Dzień dwudziesty szósty

ATAA (kajaki)

Wersja Łukasza

Plan był taki, aby rano wstać dosyć wcześnie, zjeść, spakować się i wio – na kajaki do Egri Glacier. Życie (a raczej natura) napisała jednak inny scenariusz. Budzę się o 7 – mgła jak cholera, poza tym pada. O 9 jest tak samo z tym że przestało padać.

W śpiworze jest mi ciepło, więc nie chce mi się wychodzić. Już tak nie marznę – nowa, prawie polarowa piżama dają radę i nawet śpię bez polara na górze. Cool. O 11 mgła nadal wisi, ale się trochę przejaśniło. Postanawiam wyjść na zdjęcia bo krajobraz robi się dobry dla czarno-bieli. Mgła to się obniża, to podnosić. Wrzucam na siebie rzeczy i zaczynam robić zdjęcia. Wracam do namiotu jeszcze dwa razy po jakieś fotograficzne wyposażenie – trochę to męczące tak biegać w tą i z powrotem, ale myślenie (a raczej jego brak) kosztuje :-) Jest fajnie – wypstrykałam całą rolkę Scali.. W mgle góry lodowe i wybrzeże wyglądają naprawdę pięknie. Światło jest mocno rozproszone i kontrastów prawie wcale nie ma. Mgła nadal nie wie, co ze sobą zrobić. Widoczne są coraz to dalsze zakątki zatoki. Wszystko wydaje się takie leniwe. W tych warunkach pojawia się łódź – jakaś torpeda chyba o niezwykle smukłej sylwetce. Wygląda kosmicznie. Akurat mam cyfrę na statywie więc kręcę film i robię kilka zdjęć. Mgła powoli ustępuje, więc postanawiamy ruszyć w dalszą podróż. Jest już 12, więc musimy się trochę pospieszyć, aby o zachodzie spokojnie być już we właściwym miejscu.

·····

ZADANIA DO WYKONANIA |
a) Dokąd zgodnie z planem miała prowadzić wyprawa kajakowa opisana w relacji z dwudziestego szóstego dnia?
b) Przepisz z relacji z dwudziestego szóstego dnia fragment, który zaczyna się od „Wersja Łukasza”, a kończy na „że przestało padać.”.

FRAGMENT ŹRÓDŁA |
·····

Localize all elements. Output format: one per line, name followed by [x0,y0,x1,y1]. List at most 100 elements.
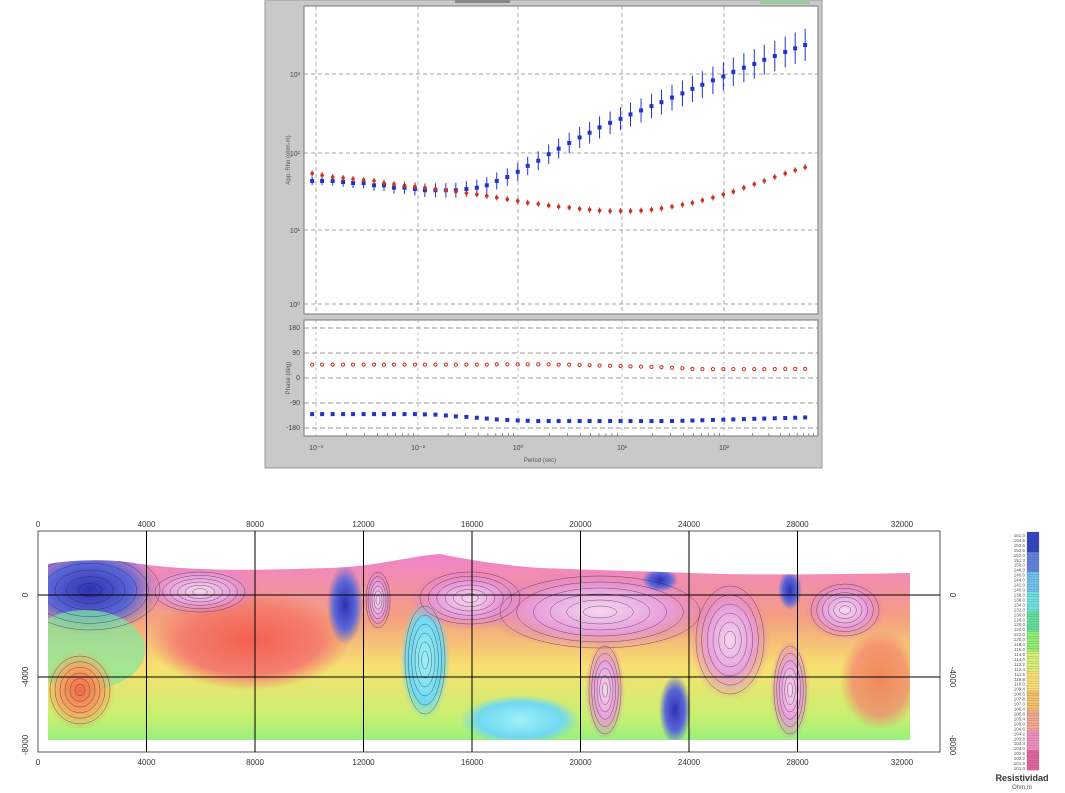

·····

ODPOWIEDZI DO ZADAŃ |
a) Do Egri Glacier.

b)
Wersja Łukasza

Plan był taki, aby rano wstać dosyć wcześnie, zjeść, spakować się i wio – na kajaki do Egri Glacier. Życie (a raczej natura) napisała jednak inny scenariusz. Budzę się o 7 – mgła jak cholera, poza tym pada. O 9 jest tak samo z tym że przestało padać.